[begin INFORMATION SUPPLIED]

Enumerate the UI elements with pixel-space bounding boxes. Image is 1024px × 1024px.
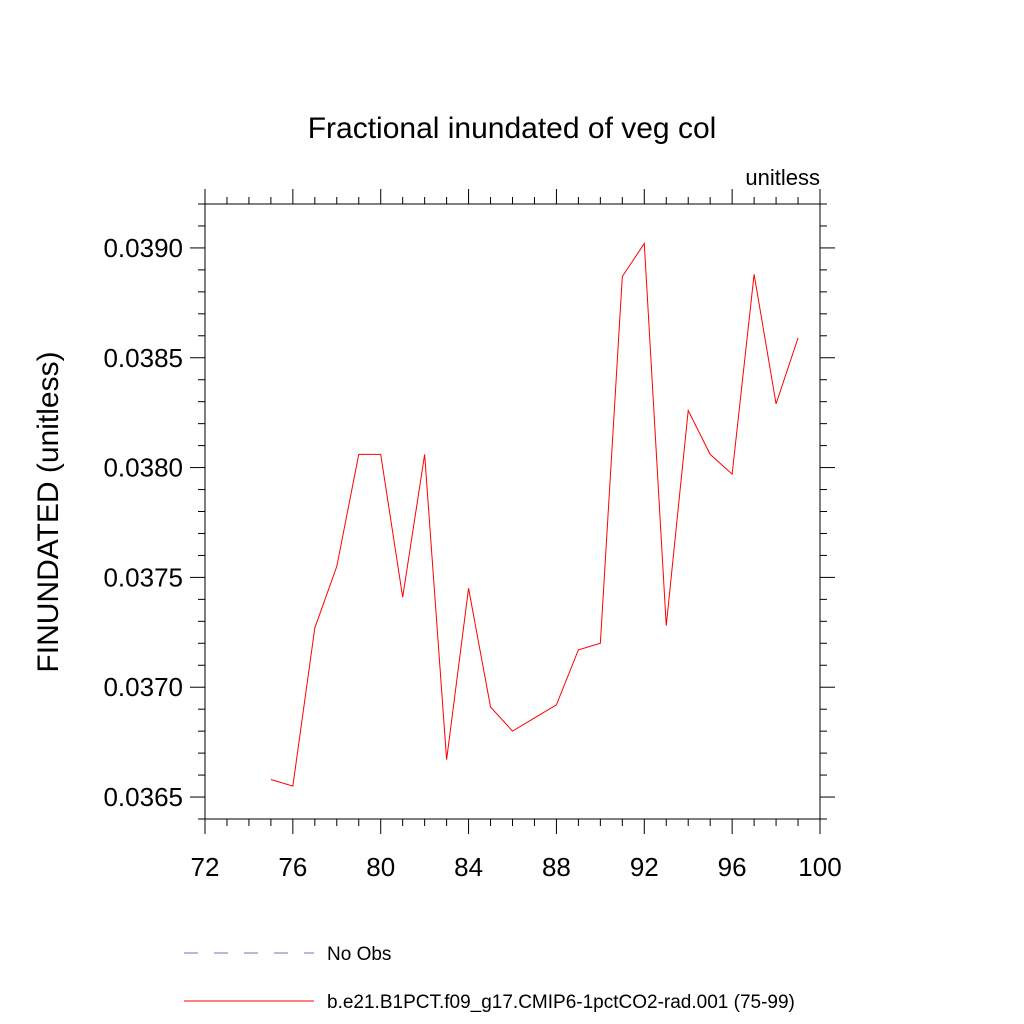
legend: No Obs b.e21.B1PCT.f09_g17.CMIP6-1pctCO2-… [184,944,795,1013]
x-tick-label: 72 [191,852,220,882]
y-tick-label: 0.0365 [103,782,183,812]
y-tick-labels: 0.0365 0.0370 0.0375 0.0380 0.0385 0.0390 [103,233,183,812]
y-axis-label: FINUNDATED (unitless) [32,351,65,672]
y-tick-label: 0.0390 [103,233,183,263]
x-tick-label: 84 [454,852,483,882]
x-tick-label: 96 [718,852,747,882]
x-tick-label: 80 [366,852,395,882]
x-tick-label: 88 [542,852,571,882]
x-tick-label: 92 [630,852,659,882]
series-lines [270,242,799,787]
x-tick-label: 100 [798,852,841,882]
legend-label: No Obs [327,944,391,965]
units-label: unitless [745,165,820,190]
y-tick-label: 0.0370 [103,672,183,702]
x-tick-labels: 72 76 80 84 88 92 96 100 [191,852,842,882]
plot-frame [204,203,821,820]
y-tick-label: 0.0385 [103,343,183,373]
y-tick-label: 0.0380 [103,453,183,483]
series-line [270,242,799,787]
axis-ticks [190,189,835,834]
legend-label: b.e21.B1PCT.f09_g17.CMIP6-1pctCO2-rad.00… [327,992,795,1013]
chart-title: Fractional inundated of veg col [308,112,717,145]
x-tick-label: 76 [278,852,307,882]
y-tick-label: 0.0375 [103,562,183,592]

[end INFORMATION SUPPLIED]
[begin INFORMATION SUPPLIED]

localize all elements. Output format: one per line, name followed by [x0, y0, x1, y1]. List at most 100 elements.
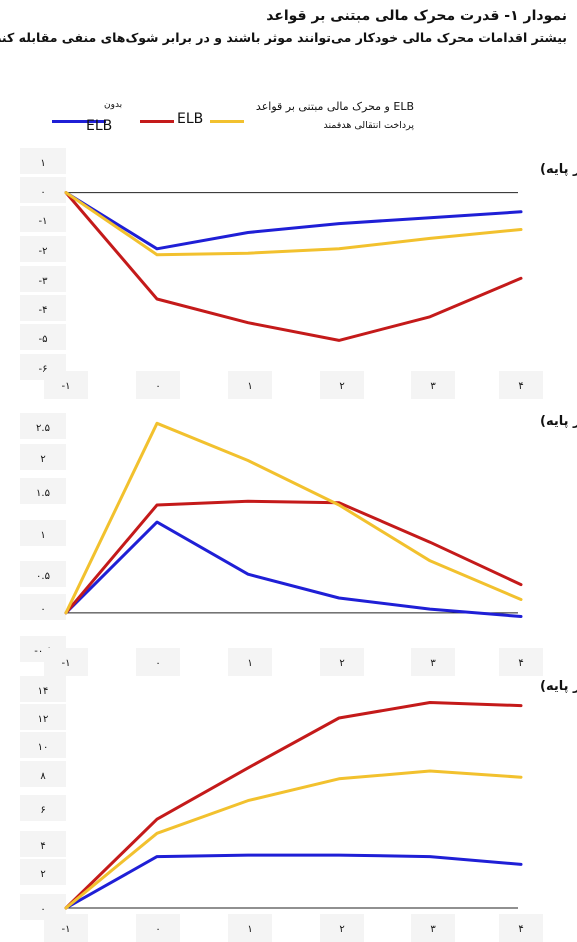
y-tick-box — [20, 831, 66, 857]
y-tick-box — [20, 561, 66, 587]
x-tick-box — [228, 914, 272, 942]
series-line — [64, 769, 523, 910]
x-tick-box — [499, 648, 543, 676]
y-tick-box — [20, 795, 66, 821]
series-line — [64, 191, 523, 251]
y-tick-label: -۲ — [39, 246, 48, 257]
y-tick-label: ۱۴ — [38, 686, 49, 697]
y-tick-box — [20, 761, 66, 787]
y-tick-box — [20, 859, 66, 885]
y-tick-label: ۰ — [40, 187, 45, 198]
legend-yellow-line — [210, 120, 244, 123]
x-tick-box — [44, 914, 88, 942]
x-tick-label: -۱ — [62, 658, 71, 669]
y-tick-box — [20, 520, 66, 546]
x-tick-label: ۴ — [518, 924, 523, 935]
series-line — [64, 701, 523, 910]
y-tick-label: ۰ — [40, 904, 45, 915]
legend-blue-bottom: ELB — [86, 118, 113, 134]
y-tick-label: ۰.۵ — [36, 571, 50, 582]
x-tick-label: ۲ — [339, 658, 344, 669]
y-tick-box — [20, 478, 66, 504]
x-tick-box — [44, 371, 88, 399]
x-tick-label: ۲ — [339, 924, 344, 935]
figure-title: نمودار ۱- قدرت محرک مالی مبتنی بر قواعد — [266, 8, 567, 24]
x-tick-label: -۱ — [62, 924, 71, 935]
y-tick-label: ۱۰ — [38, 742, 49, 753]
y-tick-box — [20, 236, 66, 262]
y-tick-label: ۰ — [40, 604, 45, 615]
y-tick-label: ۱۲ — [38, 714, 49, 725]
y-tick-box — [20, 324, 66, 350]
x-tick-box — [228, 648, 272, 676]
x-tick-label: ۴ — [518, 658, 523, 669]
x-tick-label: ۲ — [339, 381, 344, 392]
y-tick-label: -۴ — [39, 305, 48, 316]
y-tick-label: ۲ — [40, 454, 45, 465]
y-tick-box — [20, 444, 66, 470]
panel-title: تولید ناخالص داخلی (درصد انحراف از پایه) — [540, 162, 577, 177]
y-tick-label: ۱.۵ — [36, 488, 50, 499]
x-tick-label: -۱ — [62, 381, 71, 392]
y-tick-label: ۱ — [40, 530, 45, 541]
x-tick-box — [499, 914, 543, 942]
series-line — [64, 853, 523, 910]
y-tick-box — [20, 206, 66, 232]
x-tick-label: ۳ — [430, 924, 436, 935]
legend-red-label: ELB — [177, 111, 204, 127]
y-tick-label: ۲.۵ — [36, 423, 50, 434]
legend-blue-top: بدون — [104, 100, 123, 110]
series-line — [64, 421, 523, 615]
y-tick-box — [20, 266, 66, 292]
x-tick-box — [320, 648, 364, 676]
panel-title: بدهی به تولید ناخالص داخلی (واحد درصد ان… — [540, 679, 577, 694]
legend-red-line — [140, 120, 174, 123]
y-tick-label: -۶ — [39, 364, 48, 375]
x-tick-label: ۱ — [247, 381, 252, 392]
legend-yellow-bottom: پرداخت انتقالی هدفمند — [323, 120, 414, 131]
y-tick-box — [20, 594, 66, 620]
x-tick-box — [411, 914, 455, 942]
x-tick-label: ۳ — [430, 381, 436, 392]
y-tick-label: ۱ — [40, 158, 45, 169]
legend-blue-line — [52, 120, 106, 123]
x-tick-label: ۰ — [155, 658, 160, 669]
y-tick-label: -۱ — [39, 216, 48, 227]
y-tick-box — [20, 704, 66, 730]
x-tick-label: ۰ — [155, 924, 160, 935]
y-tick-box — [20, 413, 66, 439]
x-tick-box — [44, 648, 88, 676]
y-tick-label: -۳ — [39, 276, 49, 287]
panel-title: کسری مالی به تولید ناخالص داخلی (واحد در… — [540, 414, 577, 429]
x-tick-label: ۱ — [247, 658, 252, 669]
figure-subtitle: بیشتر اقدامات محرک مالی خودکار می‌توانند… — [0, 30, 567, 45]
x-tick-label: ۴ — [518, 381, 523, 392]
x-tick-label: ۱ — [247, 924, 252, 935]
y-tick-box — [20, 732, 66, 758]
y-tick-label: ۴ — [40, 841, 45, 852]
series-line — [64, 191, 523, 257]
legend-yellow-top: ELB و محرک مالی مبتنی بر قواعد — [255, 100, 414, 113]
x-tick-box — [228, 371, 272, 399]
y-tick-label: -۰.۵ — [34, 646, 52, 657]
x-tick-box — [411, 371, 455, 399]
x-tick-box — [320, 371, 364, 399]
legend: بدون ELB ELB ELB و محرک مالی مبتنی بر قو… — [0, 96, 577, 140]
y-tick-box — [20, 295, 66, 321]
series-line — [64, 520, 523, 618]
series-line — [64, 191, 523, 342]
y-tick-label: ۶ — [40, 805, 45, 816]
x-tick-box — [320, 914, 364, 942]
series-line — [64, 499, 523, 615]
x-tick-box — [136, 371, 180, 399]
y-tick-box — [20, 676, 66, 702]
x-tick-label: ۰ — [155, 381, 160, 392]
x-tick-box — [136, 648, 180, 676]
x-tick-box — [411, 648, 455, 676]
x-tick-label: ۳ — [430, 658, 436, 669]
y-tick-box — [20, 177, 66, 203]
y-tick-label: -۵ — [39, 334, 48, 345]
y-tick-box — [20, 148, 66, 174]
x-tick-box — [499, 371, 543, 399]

[end INFORMATION SUPPLIED]
[begin INFORMATION SUPPLIED]

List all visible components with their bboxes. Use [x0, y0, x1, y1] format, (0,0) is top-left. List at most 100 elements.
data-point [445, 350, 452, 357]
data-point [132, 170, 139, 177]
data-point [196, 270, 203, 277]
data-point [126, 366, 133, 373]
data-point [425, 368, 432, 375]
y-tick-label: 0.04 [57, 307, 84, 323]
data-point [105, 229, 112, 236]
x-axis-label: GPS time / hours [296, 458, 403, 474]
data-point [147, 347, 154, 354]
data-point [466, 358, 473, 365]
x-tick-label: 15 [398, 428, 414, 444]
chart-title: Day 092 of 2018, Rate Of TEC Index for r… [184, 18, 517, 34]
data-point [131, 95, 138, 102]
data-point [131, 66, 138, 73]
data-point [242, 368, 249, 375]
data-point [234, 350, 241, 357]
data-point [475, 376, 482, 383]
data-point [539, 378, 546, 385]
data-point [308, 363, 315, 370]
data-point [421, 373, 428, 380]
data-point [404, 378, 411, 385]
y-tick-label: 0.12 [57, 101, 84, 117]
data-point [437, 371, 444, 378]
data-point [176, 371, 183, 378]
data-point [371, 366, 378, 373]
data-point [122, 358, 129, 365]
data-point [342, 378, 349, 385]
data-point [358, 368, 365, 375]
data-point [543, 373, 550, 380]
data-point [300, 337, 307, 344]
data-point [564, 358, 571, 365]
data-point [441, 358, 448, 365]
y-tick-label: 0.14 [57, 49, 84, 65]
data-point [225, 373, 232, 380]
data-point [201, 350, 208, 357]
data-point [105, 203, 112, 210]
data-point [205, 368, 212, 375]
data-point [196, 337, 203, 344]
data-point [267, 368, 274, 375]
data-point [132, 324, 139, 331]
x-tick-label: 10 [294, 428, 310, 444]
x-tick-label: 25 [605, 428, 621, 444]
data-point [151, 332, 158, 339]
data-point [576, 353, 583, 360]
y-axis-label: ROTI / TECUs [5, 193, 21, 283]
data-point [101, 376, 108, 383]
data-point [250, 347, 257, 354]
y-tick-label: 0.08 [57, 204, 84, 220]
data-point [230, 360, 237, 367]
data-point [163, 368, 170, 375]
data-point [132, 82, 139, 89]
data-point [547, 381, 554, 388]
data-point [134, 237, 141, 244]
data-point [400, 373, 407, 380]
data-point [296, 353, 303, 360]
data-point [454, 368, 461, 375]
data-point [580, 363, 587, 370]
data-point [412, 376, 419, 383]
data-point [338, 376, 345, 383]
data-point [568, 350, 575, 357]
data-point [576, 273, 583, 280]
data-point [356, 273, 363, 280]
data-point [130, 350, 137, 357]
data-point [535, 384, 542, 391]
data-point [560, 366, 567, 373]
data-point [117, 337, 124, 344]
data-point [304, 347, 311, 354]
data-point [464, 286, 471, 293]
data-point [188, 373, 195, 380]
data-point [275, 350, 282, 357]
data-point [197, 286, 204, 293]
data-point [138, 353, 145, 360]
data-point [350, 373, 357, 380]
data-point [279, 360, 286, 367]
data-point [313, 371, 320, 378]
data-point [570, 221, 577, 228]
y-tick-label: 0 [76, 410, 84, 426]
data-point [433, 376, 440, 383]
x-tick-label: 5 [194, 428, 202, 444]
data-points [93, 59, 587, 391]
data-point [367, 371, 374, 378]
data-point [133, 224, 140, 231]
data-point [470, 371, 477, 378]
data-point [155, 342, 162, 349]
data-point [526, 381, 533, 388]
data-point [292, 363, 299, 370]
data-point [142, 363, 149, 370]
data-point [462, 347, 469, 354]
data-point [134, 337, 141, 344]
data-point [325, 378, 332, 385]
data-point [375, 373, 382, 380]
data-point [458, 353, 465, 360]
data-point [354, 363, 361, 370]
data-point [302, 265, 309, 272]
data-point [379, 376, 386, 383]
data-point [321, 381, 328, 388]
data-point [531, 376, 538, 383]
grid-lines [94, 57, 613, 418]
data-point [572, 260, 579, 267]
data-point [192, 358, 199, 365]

[end INFORMATION SUPPLIED]

STATED PROBLEM: Copy the listing above from the line containing "Enumerate the UI" through the line containing "y-tick-label: 0.0375 [103,562,183,592]", keeping both of those lines, and leave out the pictures.

ANSWER FOR THIS EXERCISE:
Enumerate the UI elements with pixel-space bounding boxes. Image is 1024px × 1024px.
legend: No Obs b.e21.B1PCT.f09_g17.CMIP6-1pctCO2-… [184,944,795,1013]
x-tick-label: 72 [191,852,220,882]
y-tick-label: 0.0365 [103,782,183,812]
y-tick-labels: 0.0365 0.0370 0.0375 0.0380 0.0385 0.0390 [103,233,183,812]
y-axis-label: FINUNDATED (unitless) [32,351,65,672]
y-tick-label: 0.0390 [103,233,183,263]
x-tick-label: 84 [454,852,483,882]
x-tick-label: 96 [718,852,747,882]
x-tick-label: 80 [366,852,395,882]
x-tick-label: 88 [542,852,571,882]
x-tick-label: 92 [630,852,659,882]
series-lines [270,242,799,787]
x-tick-label: 100 [798,852,841,882]
legend-label: No Obs [327,944,391,965]
units-label: unitless [745,165,820,190]
y-tick-label: 0.0370 [103,672,183,702]
x-tick-labels: 72 76 80 84 88 92 96 100 [191,852,842,882]
plot-frame [204,203,821,820]
y-tick-label: 0.0385 [103,343,183,373]
y-tick-label: 0.0380 [103,453,183,483]
series-line [270,242,799,787]
axis-ticks [190,189,835,834]
legend-label: b.e21.B1PCT.f09_g17.CMIP6-1pctCO2-rad.00… [327,992,795,1013]
chart-title: Fractional inundated of veg col [308,112,717,145]
x-tick-label: 76 [278,852,307,882]
y-tick-label: 0.0375 [103,562,183,592]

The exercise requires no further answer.